==== Exercise input ====
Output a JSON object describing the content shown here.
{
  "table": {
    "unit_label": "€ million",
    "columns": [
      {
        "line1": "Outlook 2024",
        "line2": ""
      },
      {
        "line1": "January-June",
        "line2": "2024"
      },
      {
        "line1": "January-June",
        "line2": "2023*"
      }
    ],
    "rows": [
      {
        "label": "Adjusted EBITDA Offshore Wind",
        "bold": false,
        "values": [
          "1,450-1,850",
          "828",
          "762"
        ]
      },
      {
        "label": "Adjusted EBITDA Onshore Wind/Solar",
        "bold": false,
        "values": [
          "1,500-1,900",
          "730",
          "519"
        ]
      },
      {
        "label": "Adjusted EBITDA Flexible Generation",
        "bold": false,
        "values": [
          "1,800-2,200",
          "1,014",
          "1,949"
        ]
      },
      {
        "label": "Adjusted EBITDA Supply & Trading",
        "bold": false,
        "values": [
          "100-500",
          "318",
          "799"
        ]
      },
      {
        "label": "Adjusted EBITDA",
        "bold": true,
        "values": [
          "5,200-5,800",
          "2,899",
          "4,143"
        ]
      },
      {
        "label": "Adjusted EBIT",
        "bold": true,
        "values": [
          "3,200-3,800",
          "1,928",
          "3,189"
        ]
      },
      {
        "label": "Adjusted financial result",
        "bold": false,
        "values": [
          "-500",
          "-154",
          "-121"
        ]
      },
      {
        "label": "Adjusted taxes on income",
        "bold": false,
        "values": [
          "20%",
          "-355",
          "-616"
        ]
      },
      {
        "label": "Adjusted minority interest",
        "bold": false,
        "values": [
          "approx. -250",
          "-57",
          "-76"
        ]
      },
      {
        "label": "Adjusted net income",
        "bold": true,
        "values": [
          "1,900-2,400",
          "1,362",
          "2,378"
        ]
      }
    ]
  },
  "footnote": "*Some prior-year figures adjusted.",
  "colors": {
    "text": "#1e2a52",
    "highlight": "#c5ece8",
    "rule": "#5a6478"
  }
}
====
** Your goal **
Quote all of the entries exactly as they appear.

** Response **
Output a JSON object describing the content shown here.
{
  "table": {
    "unit_label": "€ million",
    "columns": [
      {
        "line1": "Outlook 2024",
        "line2": ""
      },
      {
        "line1": "January-June",
        "line2": "2024"
      },
      {
        "line1": "January-June",
        "line2": "2023*"
      }
    ],
    "rows": [
      {
        "label": "Adjusted EBITDA Offshore Wind",
        "bold": false,
        "values": [
          "1,450-1,850",
          "828",
          "762"
        ]
      },
      {
        "label": "Adjusted EBITDA Onshore Wind/Solar",
        "bold": false,
        "values": [
          "1,500-1,900",
          "730",
          "519"
        ]
      },
      {
        "label": "Adjusted EBITDA Flexible Generation",
        "bold": false,
        "values": [
          "1,800-2,200",
          "1,014",
          "1,949"
        ]
      },
      {
        "label": "Adjusted EBITDA Supply & Trading",
        "bold": false,
        "values": [
          "100-500",
          "318",
          "799"
        ]
      },
      {
        "label": "Adjusted EBITDA",
        "bold": true,
        "values": [
          "5,200-5,800",
          "2,899",
          "4,143"
        ]
      },
      {
        "label": "Adjusted EBIT",
        "bold": true,
        "values": [
          "3,200-3,800",
          "1,928",
          "3,189"
        ]
      },
      {
        "label": "Adjusted financial result",
        "bold": false,
        "values": [
          "-500",
          "-154",
          "-121"
        ]
      },
      {
        "label": "Adjusted taxes on income",
        "bold": false,
        "values": [
          "20%",
          "-355",
          "-616"
        ]
      },
      {
        "label": "Adjusted minority interest",
        "bold": false,
        "values": [
          "approx. -250",
          "-57",
          "-76"
        ]
      },
      {
        "label": "Adjusted net income",
        "bold": true,
        "values": [
          "1,900-2,400",
          "1,362",
          "2,378"
        ]
      }
    ]
  },
  "footnote": "*Some prior-year figures adjusted.",
  "colors": {
    "text": "#1e2a52",
    "highlight": "#c5ece8",
    "rule": "#5a6478"
  }
}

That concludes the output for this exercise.